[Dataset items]
--- start ---

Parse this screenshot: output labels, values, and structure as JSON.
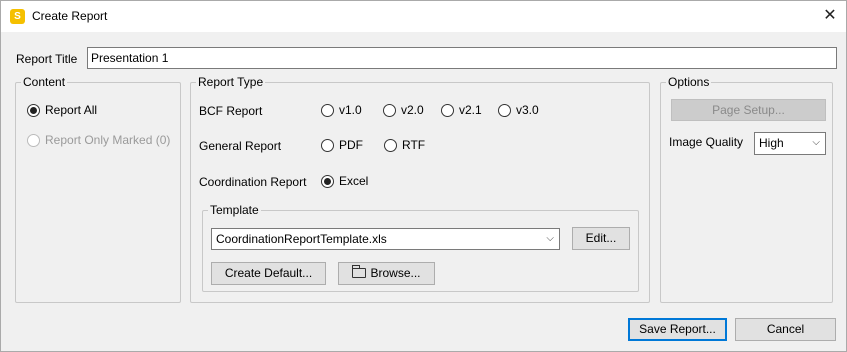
{
  "window": {
    "title": "Create Report",
    "app_icon_letter": "S",
    "close_glyph": "✕"
  },
  "report_title": {
    "label": "Report Title",
    "value": "Presentation 1"
  },
  "content": {
    "title": "Content",
    "options": [
      {
        "label": "Report All",
        "checked": true,
        "enabled": true
      },
      {
        "label": "Report Only Marked (0)",
        "checked": false,
        "enabled": false
      }
    ]
  },
  "report_type": {
    "title": "Report Type",
    "bcf": {
      "label": "BCF Report",
      "options": [
        "v1.0",
        "v2.0",
        "v2.1",
        "v3.0"
      ]
    },
    "general": {
      "label": "General Report",
      "options": [
        "PDF",
        "RTF"
      ]
    },
    "coordination": {
      "label": "Coordination Report",
      "options": [
        "Excel"
      ],
      "selected": "Excel"
    },
    "template": {
      "title": "Template",
      "selected": "CoordinationReportTemplate.xls",
      "edit_label": "Edit...",
      "create_default_label": "Create Default...",
      "browse_label": "Browse..."
    }
  },
  "options": {
    "title": "Options",
    "page_setup_label": "Page Setup...",
    "image_quality_label": "Image Quality",
    "image_quality_value": "High"
  },
  "footer": {
    "save_label": "Save Report...",
    "cancel_label": "Cancel"
  },
  "icons": {
    "chevron": "⌵"
  }
}
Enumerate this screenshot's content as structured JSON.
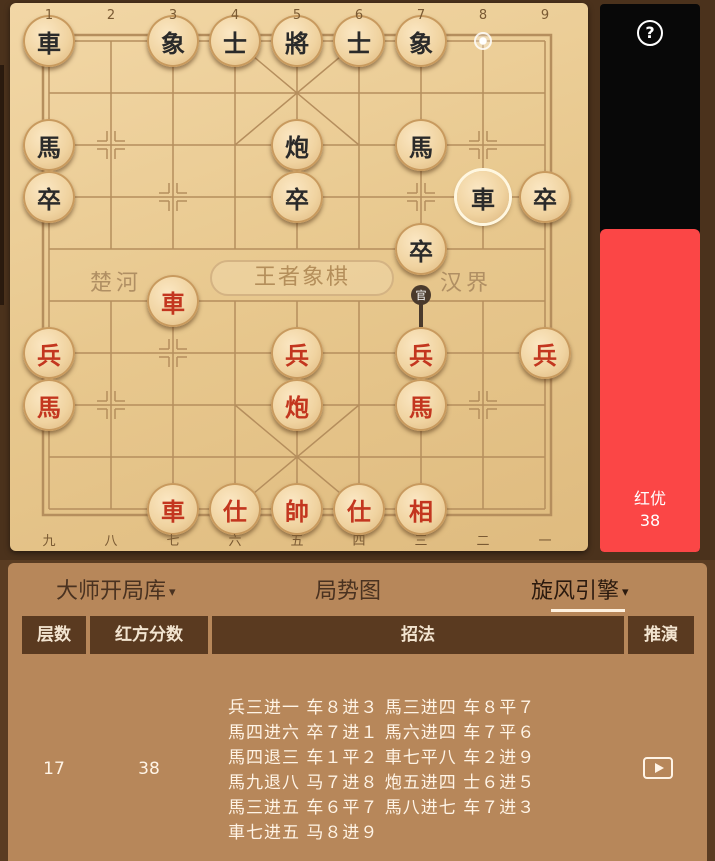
{
  "board": {
    "top_files": [
      "1",
      "2",
      "3",
      "4",
      "5",
      "6",
      "7",
      "8",
      "9"
    ],
    "bottom_files": [
      "九",
      "八",
      "七",
      "六",
      "五",
      "四",
      "三",
      "二",
      "一"
    ],
    "river_left": "楚河",
    "river_right": "汉界",
    "river_center": "王者象棋",
    "pieces": [
      {
        "ch": "車",
        "side": "black",
        "file": 0,
        "rank": 0
      },
      {
        "ch": "象",
        "side": "black",
        "file": 2,
        "rank": 0
      },
      {
        "ch": "士",
        "side": "black",
        "file": 3,
        "rank": 0
      },
      {
        "ch": "將",
        "side": "black",
        "file": 4,
        "rank": 0
      },
      {
        "ch": "士",
        "side": "black",
        "file": 5,
        "rank": 0
      },
      {
        "ch": "象",
        "side": "black",
        "file": 6,
        "rank": 0
      },
      {
        "ch": "馬",
        "side": "black",
        "file": 0,
        "rank": 2
      },
      {
        "ch": "炮",
        "side": "black",
        "file": 4,
        "rank": 2
      },
      {
        "ch": "馬",
        "side": "black",
        "file": 6,
        "rank": 2
      },
      {
        "ch": "卒",
        "side": "black",
        "file": 0,
        "rank": 3
      },
      {
        "ch": "卒",
        "side": "black",
        "file": 4,
        "rank": 3
      },
      {
        "ch": "車",
        "side": "black",
        "file": 7,
        "rank": 3,
        "selected": true
      },
      {
        "ch": "卒",
        "side": "black",
        "file": 8,
        "rank": 3
      },
      {
        "ch": "卒",
        "side": "black",
        "file": 6,
        "rank": 4
      },
      {
        "ch": "車",
        "side": "red",
        "file": 2,
        "rank": 5
      },
      {
        "ch": "兵",
        "side": "red",
        "file": 0,
        "rank": 6
      },
      {
        "ch": "兵",
        "side": "red",
        "file": 4,
        "rank": 6
      },
      {
        "ch": "兵",
        "side": "red",
        "file": 6,
        "rank": 6
      },
      {
        "ch": "兵",
        "side": "red",
        "file": 8,
        "rank": 6
      },
      {
        "ch": "馬",
        "side": "red",
        "file": 0,
        "rank": 7
      },
      {
        "ch": "炮",
        "side": "red",
        "file": 4,
        "rank": 7
      },
      {
        "ch": "馬",
        "side": "red",
        "file": 6,
        "rank": 7
      },
      {
        "ch": "車",
        "side": "red",
        "file": 2,
        "rank": 9
      },
      {
        "ch": "仕",
        "side": "red",
        "file": 3,
        "rank": 9
      },
      {
        "ch": "帥",
        "side": "red",
        "file": 4,
        "rank": 9
      },
      {
        "ch": "仕",
        "side": "red",
        "file": 5,
        "rank": 9
      },
      {
        "ch": "相",
        "side": "red",
        "file": 6,
        "rank": 9
      }
    ],
    "last_move_dot": {
      "file": 7,
      "rank": 0
    },
    "marker_label": "官"
  },
  "eval": {
    "label": "红优",
    "score": "38",
    "red_fraction": 0.59,
    "colors": {
      "red": "#fb4646",
      "black": "#080808"
    }
  },
  "help_icon": "?",
  "tabs": [
    {
      "label": "大师开局库",
      "caret": "▾"
    },
    {
      "label": "局势图"
    },
    {
      "label": "旋风引擎",
      "caret": "▾",
      "active": true
    }
  ],
  "table": {
    "headers": [
      "层数",
      "红方分数",
      "招法",
      "推演"
    ],
    "row": {
      "depth": "17",
      "score": "38",
      "moves": [
        "兵三进一 车８进３ 馬三进四 车８平７",
        "馬四进六 卒７进１ 馬六进四 车７平６",
        "馬四退三 车１平２ 車七平八 车２进９",
        "馬九退八 马７进８ 炮五进四 士６进５",
        "馬三进五 车６平７ 馬八进七 车７进３",
        "車七进五 马８进９"
      ]
    }
  }
}
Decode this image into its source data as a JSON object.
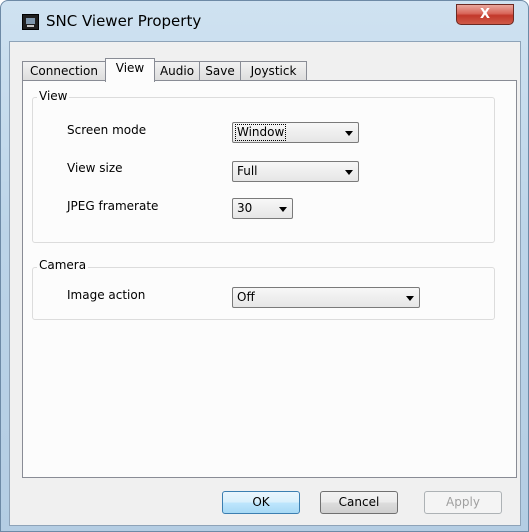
{
  "window": {
    "title": "SNC Viewer Property",
    "close_glyph": "X"
  },
  "tabs": [
    {
      "label": "Connection",
      "active": false
    },
    {
      "label": "View",
      "active": true
    },
    {
      "label": "Audio",
      "active": false
    },
    {
      "label": "Save",
      "active": false
    },
    {
      "label": "Joystick",
      "active": false
    }
  ],
  "view_group": {
    "title": "View",
    "screen_mode": {
      "label": "Screen mode",
      "value": "Window"
    },
    "view_size": {
      "label": "View size",
      "value": "Full"
    },
    "jpeg_framerate": {
      "label": "JPEG framerate",
      "value": "30"
    }
  },
  "camera_group": {
    "title": "Camera",
    "image_action": {
      "label": "Image action",
      "value": "Off"
    }
  },
  "buttons": {
    "ok": "OK",
    "cancel": "Cancel",
    "apply": "Apply"
  },
  "colors": {
    "frame": "#bcd4e8",
    "close_button": "#c2382b",
    "default_button_border": "#3c7fb1"
  }
}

--- end ---

Written request.
Without including any picture, repeat the data exactly.

Result of this exercise.
Parse this screenshot: output labels, values, and structure as JSON.
{
  "window": {
    "title": "Create Report",
    "app_icon_letter": "S",
    "close_glyph": "✕"
  },
  "report_title": {
    "label": "Report Title",
    "value": "Presentation 1"
  },
  "content": {
    "title": "Content",
    "options": [
      {
        "label": "Report All",
        "checked": true,
        "enabled": true
      },
      {
        "label": "Report Only Marked (0)",
        "checked": false,
        "enabled": false
      }
    ]
  },
  "report_type": {
    "title": "Report Type",
    "bcf": {
      "label": "BCF Report",
      "options": [
        "v1.0",
        "v2.0",
        "v2.1",
        "v3.0"
      ]
    },
    "general": {
      "label": "General Report",
      "options": [
        "PDF",
        "RTF"
      ]
    },
    "coordination": {
      "label": "Coordination Report",
      "options": [
        "Excel"
      ],
      "selected": "Excel"
    },
    "template": {
      "title": "Template",
      "selected": "CoordinationReportTemplate.xls",
      "edit_label": "Edit...",
      "create_default_label": "Create Default...",
      "browse_label": "Browse..."
    }
  },
  "options": {
    "title": "Options",
    "page_setup_label": "Page Setup...",
    "image_quality_label": "Image Quality",
    "image_quality_value": "High"
  },
  "footer": {
    "save_label": "Save Report...",
    "cancel_label": "Cancel"
  },
  "icons": {
    "chevron": "⌵"
  }
}
Enumerate this screenshot's content as structured JSON.
{
  "board": {
    "top_files": [
      "1",
      "2",
      "3",
      "4",
      "5",
      "6",
      "7",
      "8",
      "9"
    ],
    "bottom_files": [
      "九",
      "八",
      "七",
      "六",
      "五",
      "四",
      "三",
      "二",
      "一"
    ],
    "river_left": "楚河",
    "river_right": "汉界",
    "river_center": "王者象棋",
    "pieces": [
      {
        "ch": "車",
        "side": "black",
        "file": 0,
        "rank": 0
      },
      {
        "ch": "象",
        "side": "black",
        "file": 2,
        "rank": 0
      },
      {
        "ch": "士",
        "side": "black",
        "file": 3,
        "rank": 0
      },
      {
        "ch": "將",
        "side": "black",
        "file": 4,
        "rank": 0
      },
      {
        "ch": "士",
        "side": "black",
        "file": 5,
        "rank": 0
      },
      {
        "ch": "象",
        "side": "black",
        "file": 6,
        "rank": 0
      },
      {
        "ch": "馬",
        "side": "black",
        "file": 0,
        "rank": 2
      },
      {
        "ch": "炮",
        "side": "black",
        "file": 4,
        "rank": 2
      },
      {
        "ch": "馬",
        "side": "black",
        "file": 6,
        "rank": 2
      },
      {
        "ch": "卒",
        "side": "black",
        "file": 0,
        "rank": 3
      },
      {
        "ch": "卒",
        "side": "black",
        "file": 4,
        "rank": 3
      },
      {
        "ch": "車",
        "side": "black",
        "file": 7,
        "rank": 3,
        "selected": true
      },
      {
        "ch": "卒",
        "side": "black",
        "file": 8,
        "rank": 3
      },
      {
        "ch": "卒",
        "side": "black",
        "file": 6,
        "rank": 4
      },
      {
        "ch": "車",
        "side": "red",
        "file": 2,
        "rank": 5
      },
      {
        "ch": "兵",
        "side": "red",
        "file": 0,
        "rank": 6
      },
      {
        "ch": "兵",
        "side": "red",
        "file": 4,
        "rank": 6
      },
      {
        "ch": "兵",
        "side": "red",
        "file": 6,
        "rank": 6
      },
      {
        "ch": "兵",
        "side": "red",
        "file": 8,
        "rank": 6
      },
      {
        "ch": "馬",
        "side": "red",
        "file": 0,
        "rank": 7
      },
      {
        "ch": "炮",
        "side": "red",
        "file": 4,
        "rank": 7
      },
      {
        "ch": "馬",
        "side": "red",
        "file": 6,
        "rank": 7
      },
      {
        "ch": "車",
        "side": "red",
        "file": 2,
        "rank": 9
      },
      {
        "ch": "仕",
        "side": "red",
        "file": 3,
        "rank": 9
      },
      {
        "ch": "帥",
        "side": "red",
        "file": 4,
        "rank": 9
      },
      {
        "ch": "仕",
        "side": "red",
        "file": 5,
        "rank": 9
      },
      {
        "ch": "相",
        "side": "red",
        "file": 6,
        "rank": 9
      }
    ],
    "last_move_dot": {
      "file": 7,
      "rank": 0
    },
    "marker_label": "官"
  },
  "eval": {
    "label": "红优",
    "score": "38",
    "red_fraction": 0.59,
    "colors": {
      "red": "#fb4646",
      "black": "#080808"
    }
  },
  "help_icon": "?",
  "tabs": [
    {
      "label": "大师开局库",
      "caret": "▾"
    },
    {
      "label": "局势图"
    },
    {
      "label": "旋风引擎",
      "caret": "▾",
      "active": true
    }
  ],
  "table": {
    "headers": [
      "层数",
      "红方分数",
      "招法",
      "推演"
    ],
    "row": {
      "depth": "17",
      "score": "38",
      "moves": [
        "兵三进一 车８进３ 馬三进四 车８平７",
        "馬四进六 卒７进１ 馬六进四 车７平６",
        "馬四退三 车１平２ 車七平八 车２进９",
        "馬九退八 马７进８ 炮五进四 士６进５",
        "馬三进五 车６平７ 馬八进七 车７进３",
        "車七进五 马８进９"
      ]
    }
  }
}
Decode this image into its source data as a JSON object.
{
  "window": {
    "title": "SNC Viewer Property",
    "close_glyph": "X"
  },
  "tabs": [
    {
      "label": "Connection",
      "active": false
    },
    {
      "label": "View",
      "active": true
    },
    {
      "label": "Audio",
      "active": false
    },
    {
      "label": "Save",
      "active": false
    },
    {
      "label": "Joystick",
      "active": false
    }
  ],
  "view_group": {
    "title": "View",
    "screen_mode": {
      "label": "Screen mode",
      "value": "Window"
    },
    "view_size": {
      "label": "View size",
      "value": "Full"
    },
    "jpeg_framerate": {
      "label": "JPEG framerate",
      "value": "30"
    }
  },
  "camera_group": {
    "title": "Camera",
    "image_action": {
      "label": "Image action",
      "value": "Off"
    }
  },
  "buttons": {
    "ok": "OK",
    "cancel": "Cancel",
    "apply": "Apply"
  },
  "colors": {
    "frame": "#bcd4e8",
    "close_button": "#c2382b",
    "default_button_border": "#3c7fb1"
  }
}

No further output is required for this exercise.